- _Texto de lectura_
▽
Pero no sabemos si los babilónicos usaban el jabón para lavarse o para otros fines, por ejemplo como fijadores del cabello. Sí sabemos, gracias a un papiro del 1550 a.N.E. llamado Ebers, que los antiguos egipcios mezclaban aceites animales y vegetales con diversas sales alcalinas para producir un material similar al jabón que se usaban como medicamento para la piel, pero también para lavarse.

A cambio, los griegos se bañaban sin jabón, utilizando bloques de arcilla, arena, piedra pómez y cenizas, para luego untarse el cuerpo de aceite y quitárselo con una herramienta llamada estrígil, mientras que la ropa se lavaba con cenizas, que tienen cierta capacidad de eliminar las grasas.
△
- _Líneas proporcionadas_
▽
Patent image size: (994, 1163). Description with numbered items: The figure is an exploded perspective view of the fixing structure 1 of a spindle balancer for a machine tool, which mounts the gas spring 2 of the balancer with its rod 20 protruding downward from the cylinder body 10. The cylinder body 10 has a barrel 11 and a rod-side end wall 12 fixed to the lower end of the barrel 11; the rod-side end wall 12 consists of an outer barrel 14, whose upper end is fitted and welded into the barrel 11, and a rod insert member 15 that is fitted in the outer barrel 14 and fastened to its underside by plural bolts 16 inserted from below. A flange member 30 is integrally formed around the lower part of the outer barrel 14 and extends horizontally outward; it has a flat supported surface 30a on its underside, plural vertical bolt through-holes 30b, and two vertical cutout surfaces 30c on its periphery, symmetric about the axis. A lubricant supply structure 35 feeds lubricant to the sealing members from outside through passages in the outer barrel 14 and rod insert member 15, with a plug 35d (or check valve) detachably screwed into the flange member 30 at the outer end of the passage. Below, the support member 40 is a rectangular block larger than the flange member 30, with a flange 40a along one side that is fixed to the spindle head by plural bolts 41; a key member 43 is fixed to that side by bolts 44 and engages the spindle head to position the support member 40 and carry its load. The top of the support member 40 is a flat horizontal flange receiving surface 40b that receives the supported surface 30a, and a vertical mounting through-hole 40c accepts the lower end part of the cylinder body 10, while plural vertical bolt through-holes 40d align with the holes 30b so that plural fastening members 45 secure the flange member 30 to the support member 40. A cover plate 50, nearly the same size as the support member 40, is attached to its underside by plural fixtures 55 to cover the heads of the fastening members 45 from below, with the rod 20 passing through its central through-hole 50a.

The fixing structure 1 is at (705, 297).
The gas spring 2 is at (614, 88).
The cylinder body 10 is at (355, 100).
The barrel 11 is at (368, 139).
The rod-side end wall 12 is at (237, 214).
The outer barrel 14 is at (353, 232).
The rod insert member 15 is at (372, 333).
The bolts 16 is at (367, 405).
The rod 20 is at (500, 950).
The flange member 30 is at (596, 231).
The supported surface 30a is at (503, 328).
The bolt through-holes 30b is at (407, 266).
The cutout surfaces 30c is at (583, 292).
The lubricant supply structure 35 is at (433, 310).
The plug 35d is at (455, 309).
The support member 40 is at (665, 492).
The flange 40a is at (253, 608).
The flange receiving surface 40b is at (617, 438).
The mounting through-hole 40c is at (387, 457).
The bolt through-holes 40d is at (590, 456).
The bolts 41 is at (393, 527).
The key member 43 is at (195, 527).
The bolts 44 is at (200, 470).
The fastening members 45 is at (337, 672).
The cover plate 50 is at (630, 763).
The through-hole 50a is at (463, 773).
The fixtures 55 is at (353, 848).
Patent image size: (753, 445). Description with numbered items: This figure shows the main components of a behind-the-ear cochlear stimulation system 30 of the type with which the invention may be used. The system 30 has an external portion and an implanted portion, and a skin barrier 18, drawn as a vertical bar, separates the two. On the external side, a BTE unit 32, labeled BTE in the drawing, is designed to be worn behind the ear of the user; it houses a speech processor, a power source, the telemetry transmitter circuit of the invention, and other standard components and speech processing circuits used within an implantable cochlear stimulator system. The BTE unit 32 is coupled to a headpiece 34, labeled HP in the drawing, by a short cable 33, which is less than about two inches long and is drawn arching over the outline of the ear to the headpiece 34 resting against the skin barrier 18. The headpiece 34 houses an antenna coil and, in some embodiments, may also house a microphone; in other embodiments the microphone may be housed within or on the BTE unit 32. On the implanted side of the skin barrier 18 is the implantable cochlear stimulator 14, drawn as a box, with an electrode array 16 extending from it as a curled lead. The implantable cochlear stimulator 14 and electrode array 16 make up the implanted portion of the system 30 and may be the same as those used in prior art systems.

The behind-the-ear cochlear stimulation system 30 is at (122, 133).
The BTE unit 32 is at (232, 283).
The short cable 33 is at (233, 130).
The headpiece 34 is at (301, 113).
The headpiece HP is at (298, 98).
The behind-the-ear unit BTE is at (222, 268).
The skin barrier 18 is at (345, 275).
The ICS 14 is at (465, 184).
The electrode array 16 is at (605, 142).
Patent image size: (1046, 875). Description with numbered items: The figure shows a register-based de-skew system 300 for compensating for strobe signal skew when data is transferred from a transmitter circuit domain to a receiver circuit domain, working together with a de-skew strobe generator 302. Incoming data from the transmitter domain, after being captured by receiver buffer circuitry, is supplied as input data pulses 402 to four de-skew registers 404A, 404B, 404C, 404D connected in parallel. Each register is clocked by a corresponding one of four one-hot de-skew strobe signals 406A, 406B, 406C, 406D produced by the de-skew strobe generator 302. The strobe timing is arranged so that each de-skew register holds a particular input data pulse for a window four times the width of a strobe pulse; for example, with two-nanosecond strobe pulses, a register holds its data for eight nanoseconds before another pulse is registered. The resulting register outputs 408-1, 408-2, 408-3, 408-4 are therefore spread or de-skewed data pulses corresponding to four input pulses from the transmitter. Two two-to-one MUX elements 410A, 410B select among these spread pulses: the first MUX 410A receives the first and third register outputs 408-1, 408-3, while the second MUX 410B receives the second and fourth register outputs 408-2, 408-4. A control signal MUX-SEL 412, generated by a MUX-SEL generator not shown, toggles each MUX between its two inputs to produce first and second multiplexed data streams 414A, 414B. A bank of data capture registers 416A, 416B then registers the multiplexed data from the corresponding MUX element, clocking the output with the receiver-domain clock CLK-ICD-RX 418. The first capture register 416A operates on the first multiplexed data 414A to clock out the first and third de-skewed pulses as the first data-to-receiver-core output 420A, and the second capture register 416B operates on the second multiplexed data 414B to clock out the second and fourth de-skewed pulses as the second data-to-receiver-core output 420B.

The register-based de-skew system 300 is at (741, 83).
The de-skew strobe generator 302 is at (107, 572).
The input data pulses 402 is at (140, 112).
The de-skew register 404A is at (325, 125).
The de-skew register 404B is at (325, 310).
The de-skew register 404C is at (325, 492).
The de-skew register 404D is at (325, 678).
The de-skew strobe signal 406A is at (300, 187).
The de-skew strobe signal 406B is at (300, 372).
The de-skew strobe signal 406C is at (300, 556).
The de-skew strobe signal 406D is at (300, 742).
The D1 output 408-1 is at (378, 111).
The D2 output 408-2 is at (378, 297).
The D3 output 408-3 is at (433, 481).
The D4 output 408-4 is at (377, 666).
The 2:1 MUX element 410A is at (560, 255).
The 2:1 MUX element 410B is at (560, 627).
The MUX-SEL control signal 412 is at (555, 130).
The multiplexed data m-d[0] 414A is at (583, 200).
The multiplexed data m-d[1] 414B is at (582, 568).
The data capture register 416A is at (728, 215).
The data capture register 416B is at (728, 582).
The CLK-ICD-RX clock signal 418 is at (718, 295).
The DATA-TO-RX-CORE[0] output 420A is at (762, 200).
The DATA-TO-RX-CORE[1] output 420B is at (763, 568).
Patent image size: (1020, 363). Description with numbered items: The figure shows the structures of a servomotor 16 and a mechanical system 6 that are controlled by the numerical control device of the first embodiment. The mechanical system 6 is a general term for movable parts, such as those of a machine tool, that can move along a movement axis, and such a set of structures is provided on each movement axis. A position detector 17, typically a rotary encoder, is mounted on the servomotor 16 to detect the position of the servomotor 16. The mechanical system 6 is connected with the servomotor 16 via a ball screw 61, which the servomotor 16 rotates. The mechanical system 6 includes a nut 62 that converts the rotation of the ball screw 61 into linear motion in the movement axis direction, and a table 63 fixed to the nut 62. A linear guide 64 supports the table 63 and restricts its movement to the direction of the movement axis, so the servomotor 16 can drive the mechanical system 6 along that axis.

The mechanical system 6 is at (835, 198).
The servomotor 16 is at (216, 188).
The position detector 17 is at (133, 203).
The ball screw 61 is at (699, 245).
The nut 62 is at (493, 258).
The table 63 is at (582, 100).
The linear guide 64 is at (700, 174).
△
- _Actividades propuestas_
1 > Responde estas preguntas sobre el texto acerca de la historia del jabón:
(a) ¿Cómo se llama el papiro que informa sobre el material similar al jabón que producían los antiguos egipcios?
(b) ¿Con qué mezclaban los antiguos egipcios los aceites animales y vegetales para obtener ese material?
(c) ¿Cómo se llamaba la herramienta con la que los griegos se quitaban el aceite del cuerpo?
2 > Escribe la continuación del texto sobre la historia del jabón a partir de su última oración.

- _Respuestas numeradas_
1 >
(a) Se llama Ebers.
(b) Los mezclaban con diversas sales alcalinas.
(c) Se llamaba estrígil.

2 >
Diversas arcillas tienen también propiedades surfactantes y se han utilizado para lavar textiles. En los batanes de tela antiguos se solían utilizar lodos de distintas arcillas para agitar en ellos las telas y enjuagarlas. Al eliminar la arcilla, ésta se llevaba la grasa, la suciedad, los olores y los restos indeseables.

Según el historiador Plinio el Viejo, los fenicios del siglo VI a.N.E. hacían jabón con sebo de cabra y cenizas. Los romanos por su parte utilizaban orina como sustituto de la ceniza para fabricar jabón, que se usaba ampliamente en todo el imperio, aunque algunos seguían usando el aceite de oliva por distintos motivos. Por ejemplo, el sudor con aceite de oliva que los gladiadores más famosos se quitaban con el estrígil se vendía al público como hoy se pueden vender souvenirs de atletas o estrellas musicales.

La palabra "jabón" en sí se origina, según Joan Corominas, en la palabra latina "sapo", que procede del germánico "saipón", nombre que distintos grupos supuestamente bárbaros daban al jabón, que producían a partir de grasas animales y cenizas vegetales.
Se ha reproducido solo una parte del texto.